Records from a dataset
Start

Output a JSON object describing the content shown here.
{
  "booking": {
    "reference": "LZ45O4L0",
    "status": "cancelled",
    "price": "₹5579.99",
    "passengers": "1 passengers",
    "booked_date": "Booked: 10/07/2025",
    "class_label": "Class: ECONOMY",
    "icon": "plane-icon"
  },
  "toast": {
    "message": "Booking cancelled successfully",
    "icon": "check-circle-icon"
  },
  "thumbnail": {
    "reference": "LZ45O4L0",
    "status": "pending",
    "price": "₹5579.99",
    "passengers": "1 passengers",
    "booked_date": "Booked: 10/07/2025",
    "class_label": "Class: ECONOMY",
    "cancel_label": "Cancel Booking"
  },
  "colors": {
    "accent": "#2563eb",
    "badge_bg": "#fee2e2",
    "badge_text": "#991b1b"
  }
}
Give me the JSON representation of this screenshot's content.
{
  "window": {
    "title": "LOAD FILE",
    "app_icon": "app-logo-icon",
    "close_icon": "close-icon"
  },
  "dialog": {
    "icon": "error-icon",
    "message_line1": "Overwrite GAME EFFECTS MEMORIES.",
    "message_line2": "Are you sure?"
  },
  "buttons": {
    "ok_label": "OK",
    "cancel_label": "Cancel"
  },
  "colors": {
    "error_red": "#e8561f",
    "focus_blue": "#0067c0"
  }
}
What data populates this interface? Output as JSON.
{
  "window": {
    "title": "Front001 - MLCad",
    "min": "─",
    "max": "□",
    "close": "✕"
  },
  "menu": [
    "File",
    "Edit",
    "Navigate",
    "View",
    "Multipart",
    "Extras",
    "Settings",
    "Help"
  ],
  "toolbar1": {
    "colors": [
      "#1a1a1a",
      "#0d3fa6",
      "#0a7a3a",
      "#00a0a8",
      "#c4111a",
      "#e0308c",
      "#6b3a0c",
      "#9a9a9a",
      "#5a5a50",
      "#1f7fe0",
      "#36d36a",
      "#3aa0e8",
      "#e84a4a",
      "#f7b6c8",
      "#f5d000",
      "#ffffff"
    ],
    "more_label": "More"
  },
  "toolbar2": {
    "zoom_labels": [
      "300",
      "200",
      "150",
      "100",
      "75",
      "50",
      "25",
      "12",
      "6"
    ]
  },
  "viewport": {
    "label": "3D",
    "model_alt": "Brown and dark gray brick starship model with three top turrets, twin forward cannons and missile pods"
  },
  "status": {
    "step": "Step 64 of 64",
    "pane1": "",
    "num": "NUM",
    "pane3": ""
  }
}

End
Start

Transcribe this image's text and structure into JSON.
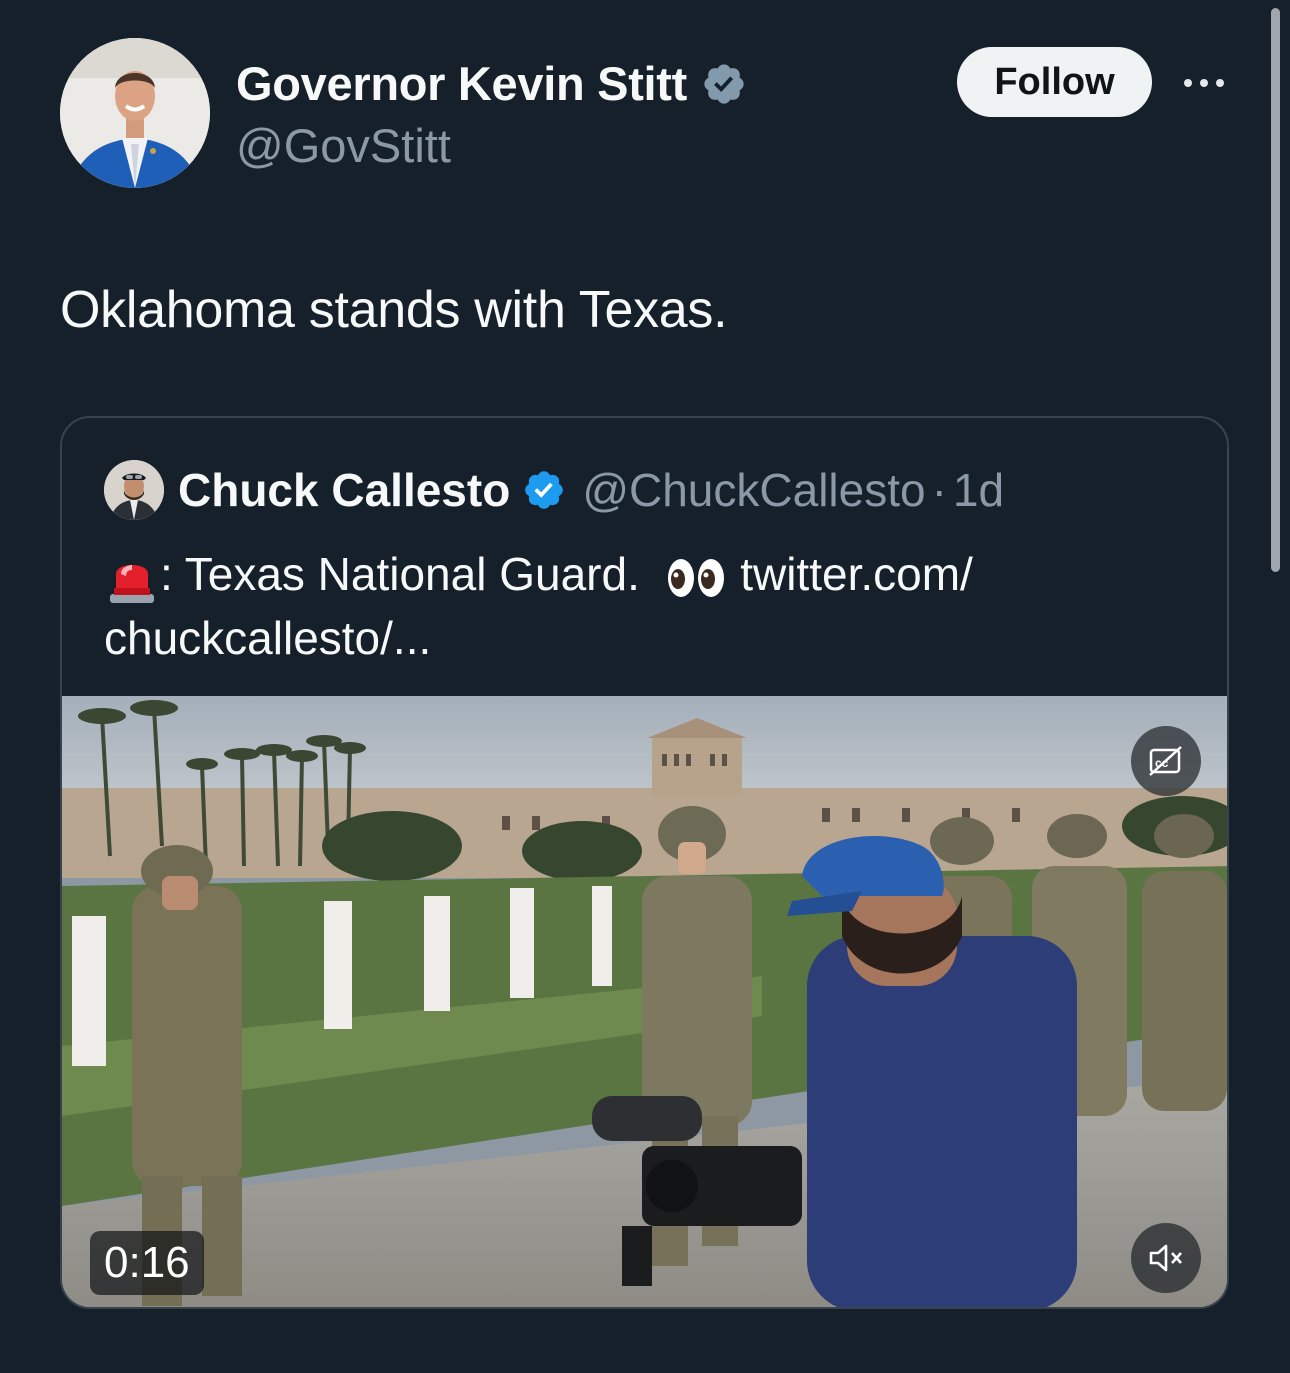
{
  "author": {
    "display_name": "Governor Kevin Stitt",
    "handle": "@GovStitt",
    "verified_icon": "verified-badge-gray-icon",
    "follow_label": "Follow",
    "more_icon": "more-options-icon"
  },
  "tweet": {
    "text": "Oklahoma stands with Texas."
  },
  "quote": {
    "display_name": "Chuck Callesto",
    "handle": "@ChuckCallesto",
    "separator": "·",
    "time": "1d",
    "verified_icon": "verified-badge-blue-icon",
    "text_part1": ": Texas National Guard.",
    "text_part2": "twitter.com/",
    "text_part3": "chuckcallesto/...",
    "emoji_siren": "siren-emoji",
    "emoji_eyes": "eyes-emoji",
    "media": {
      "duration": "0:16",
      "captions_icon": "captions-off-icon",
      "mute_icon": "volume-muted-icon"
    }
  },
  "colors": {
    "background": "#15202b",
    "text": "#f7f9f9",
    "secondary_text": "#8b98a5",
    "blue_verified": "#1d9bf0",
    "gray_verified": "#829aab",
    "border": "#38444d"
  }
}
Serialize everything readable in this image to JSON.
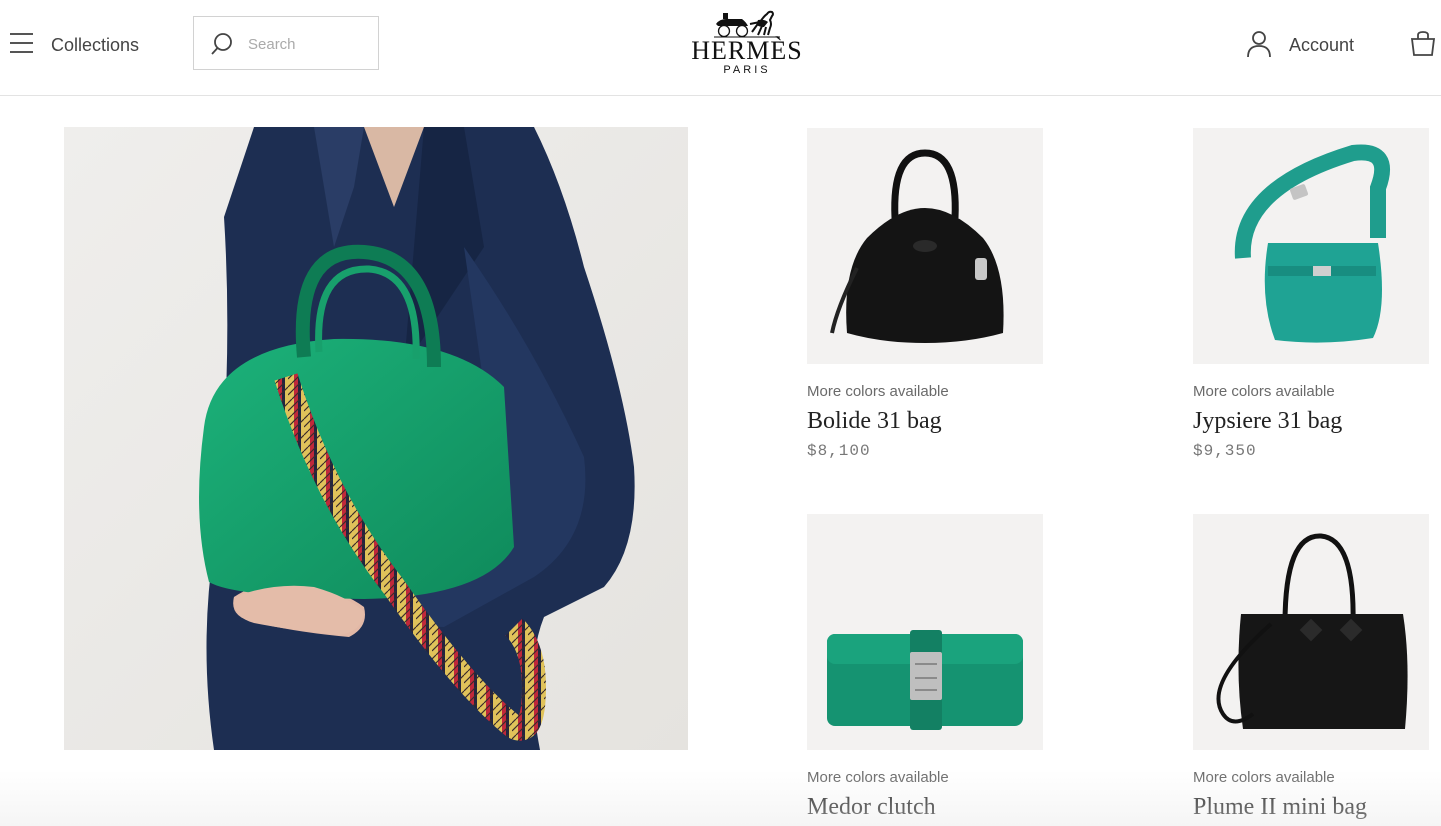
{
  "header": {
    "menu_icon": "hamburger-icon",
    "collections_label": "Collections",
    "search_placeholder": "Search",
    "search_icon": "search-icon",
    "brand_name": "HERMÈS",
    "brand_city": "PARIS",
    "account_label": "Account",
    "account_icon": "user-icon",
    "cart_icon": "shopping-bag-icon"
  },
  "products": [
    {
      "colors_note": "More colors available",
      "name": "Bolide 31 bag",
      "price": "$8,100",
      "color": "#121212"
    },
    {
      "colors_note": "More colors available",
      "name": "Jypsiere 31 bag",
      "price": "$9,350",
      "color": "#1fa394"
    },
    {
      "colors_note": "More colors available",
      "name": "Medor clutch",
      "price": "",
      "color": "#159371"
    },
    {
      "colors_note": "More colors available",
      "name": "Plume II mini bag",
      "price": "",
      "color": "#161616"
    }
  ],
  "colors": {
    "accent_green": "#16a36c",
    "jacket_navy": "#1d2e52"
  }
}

End
Start

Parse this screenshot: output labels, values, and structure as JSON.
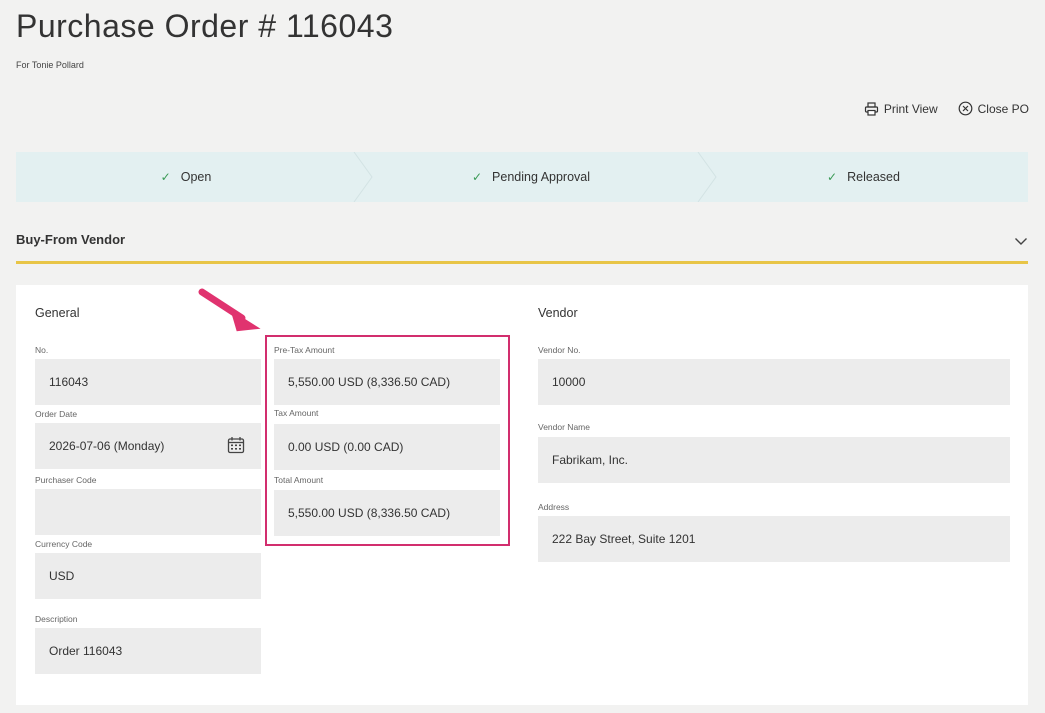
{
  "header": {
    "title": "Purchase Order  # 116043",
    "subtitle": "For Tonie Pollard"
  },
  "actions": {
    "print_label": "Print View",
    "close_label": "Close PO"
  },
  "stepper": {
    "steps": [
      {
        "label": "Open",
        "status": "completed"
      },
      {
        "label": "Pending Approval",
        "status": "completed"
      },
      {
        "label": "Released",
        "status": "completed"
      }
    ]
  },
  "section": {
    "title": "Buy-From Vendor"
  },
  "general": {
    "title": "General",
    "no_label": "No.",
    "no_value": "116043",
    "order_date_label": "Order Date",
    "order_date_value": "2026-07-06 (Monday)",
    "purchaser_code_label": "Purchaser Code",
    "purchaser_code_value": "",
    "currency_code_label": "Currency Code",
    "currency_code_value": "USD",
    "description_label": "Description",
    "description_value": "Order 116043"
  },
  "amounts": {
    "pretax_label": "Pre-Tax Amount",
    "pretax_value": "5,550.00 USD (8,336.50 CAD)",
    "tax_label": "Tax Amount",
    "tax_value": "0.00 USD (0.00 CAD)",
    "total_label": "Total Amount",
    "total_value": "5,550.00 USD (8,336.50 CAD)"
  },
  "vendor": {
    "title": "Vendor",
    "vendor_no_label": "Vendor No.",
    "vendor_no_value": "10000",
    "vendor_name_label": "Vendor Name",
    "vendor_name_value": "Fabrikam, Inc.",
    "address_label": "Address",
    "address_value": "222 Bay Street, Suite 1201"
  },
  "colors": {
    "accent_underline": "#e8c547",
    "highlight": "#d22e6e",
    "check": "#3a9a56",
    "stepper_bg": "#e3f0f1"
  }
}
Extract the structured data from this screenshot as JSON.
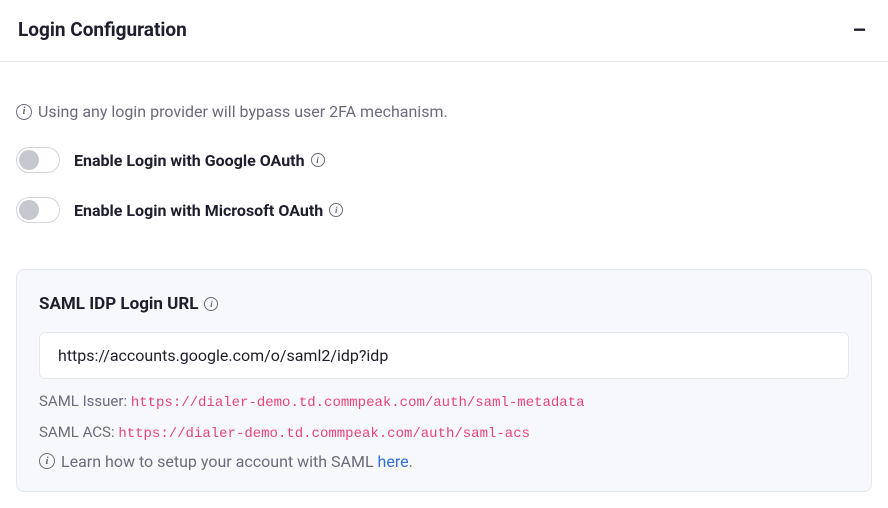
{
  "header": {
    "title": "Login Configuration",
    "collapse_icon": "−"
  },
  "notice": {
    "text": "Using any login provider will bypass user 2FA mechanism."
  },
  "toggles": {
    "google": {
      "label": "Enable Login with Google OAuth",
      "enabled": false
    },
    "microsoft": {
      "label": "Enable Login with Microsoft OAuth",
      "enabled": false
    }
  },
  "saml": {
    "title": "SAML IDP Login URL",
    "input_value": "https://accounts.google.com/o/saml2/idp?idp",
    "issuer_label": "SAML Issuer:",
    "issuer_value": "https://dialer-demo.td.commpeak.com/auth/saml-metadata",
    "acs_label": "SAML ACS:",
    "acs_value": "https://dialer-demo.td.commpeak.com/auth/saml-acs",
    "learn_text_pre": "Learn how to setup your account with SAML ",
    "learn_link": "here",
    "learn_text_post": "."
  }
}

End

List every line in the records above that contains the word "cancelled".

    "status": "cancelled",
    "message": "Booking cancelled successfully",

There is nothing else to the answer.